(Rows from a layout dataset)
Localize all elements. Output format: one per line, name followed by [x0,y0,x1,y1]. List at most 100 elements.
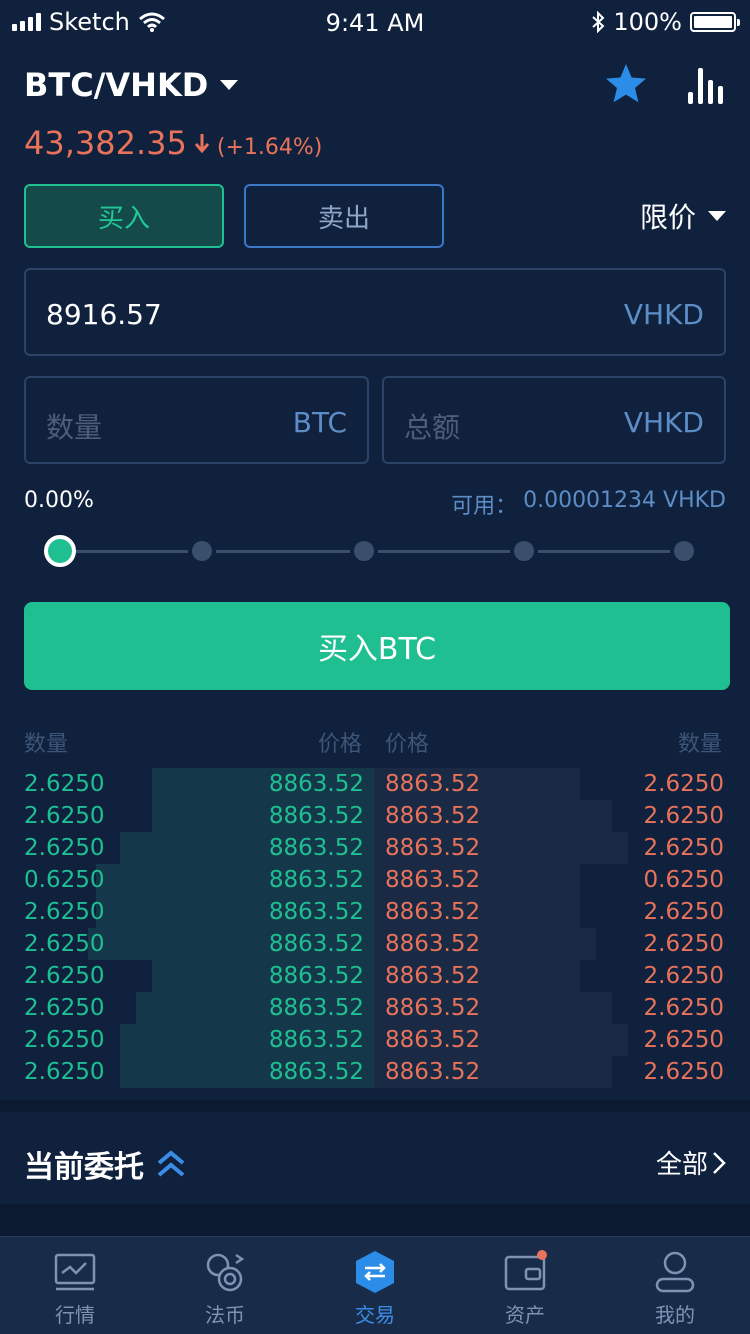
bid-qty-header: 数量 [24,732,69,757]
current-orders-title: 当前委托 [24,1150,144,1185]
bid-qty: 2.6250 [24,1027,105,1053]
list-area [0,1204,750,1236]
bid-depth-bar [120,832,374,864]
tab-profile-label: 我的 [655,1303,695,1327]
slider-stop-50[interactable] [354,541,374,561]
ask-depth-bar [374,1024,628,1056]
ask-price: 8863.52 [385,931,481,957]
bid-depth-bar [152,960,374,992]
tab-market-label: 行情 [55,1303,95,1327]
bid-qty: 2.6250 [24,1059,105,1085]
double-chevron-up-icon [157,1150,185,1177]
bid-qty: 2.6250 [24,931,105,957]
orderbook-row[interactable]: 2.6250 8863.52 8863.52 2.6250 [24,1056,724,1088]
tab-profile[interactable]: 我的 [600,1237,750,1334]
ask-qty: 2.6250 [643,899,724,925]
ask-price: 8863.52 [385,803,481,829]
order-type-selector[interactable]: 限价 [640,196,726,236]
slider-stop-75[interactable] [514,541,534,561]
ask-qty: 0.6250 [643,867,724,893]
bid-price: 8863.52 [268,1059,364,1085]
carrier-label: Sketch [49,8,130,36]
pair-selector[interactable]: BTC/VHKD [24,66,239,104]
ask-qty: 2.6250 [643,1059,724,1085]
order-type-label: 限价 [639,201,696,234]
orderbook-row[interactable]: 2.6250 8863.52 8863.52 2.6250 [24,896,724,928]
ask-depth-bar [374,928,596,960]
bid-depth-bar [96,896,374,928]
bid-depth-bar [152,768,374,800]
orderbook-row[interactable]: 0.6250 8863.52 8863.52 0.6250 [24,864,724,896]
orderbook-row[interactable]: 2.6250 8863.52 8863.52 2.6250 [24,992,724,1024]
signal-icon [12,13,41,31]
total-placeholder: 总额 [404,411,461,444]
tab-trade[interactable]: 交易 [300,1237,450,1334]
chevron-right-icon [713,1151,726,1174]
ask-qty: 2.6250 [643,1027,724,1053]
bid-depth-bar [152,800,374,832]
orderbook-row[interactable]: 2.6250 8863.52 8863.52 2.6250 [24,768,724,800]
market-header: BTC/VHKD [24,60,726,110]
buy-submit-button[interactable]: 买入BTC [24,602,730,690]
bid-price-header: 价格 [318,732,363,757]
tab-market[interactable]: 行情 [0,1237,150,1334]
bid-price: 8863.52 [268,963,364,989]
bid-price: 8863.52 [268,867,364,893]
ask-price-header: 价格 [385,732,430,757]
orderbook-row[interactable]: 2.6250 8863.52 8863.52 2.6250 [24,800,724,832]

Job :: Reproduce the lines starting at the one containing "bid-qty-header: 数量 [24,732,69,757]" and ending at the one containing "ask-qty: 2.6250 [643,1059,724,1085]", changing "bid-depth-bar" to "buy-depth-bar" and keeping everything else unchanged.

Worked solution ::
bid-qty-header: 数量 [24,732,69,757]
current-orders-title: 当前委托 [24,1150,144,1185]
bid-qty: 2.6250 [24,1027,105,1053]
list-area [0,1204,750,1236]
buy-depth-bar [120,832,374,864]
tab-profile-label: 我的 [655,1303,695,1327]
slider-stop-50[interactable] [354,541,374,561]
ask-depth-bar [374,1024,628,1056]
ask-price: 8863.52 [385,931,481,957]
buy-depth-bar [152,960,374,992]
tab-market-label: 行情 [55,1303,95,1327]
bid-qty: 2.6250 [24,1059,105,1085]
double-chevron-up-icon [157,1150,185,1177]
bid-qty: 2.6250 [24,931,105,957]
orderbook-row[interactable]: 2.6250 8863.52 8863.52 2.6250 [24,1056,724,1088]
tab-profile[interactable]: 我的 [600,1237,750,1334]
ask-qty: 2.6250 [643,899,724,925]
ask-price: 8863.52 [385,803,481,829]
order-type-selector[interactable]: 限价 [640,196,726,236]
slider-stop-75[interactable] [514,541,534,561]
ask-qty: 0.6250 [643,867,724,893]
bid-price: 8863.52 [268,1059,364,1085]
carrier-label: Sketch [49,8,130,36]
pair-selector[interactable]: BTC/VHKD [24,66,239,104]
ask-qty: 2.6250 [643,1059,724,1085]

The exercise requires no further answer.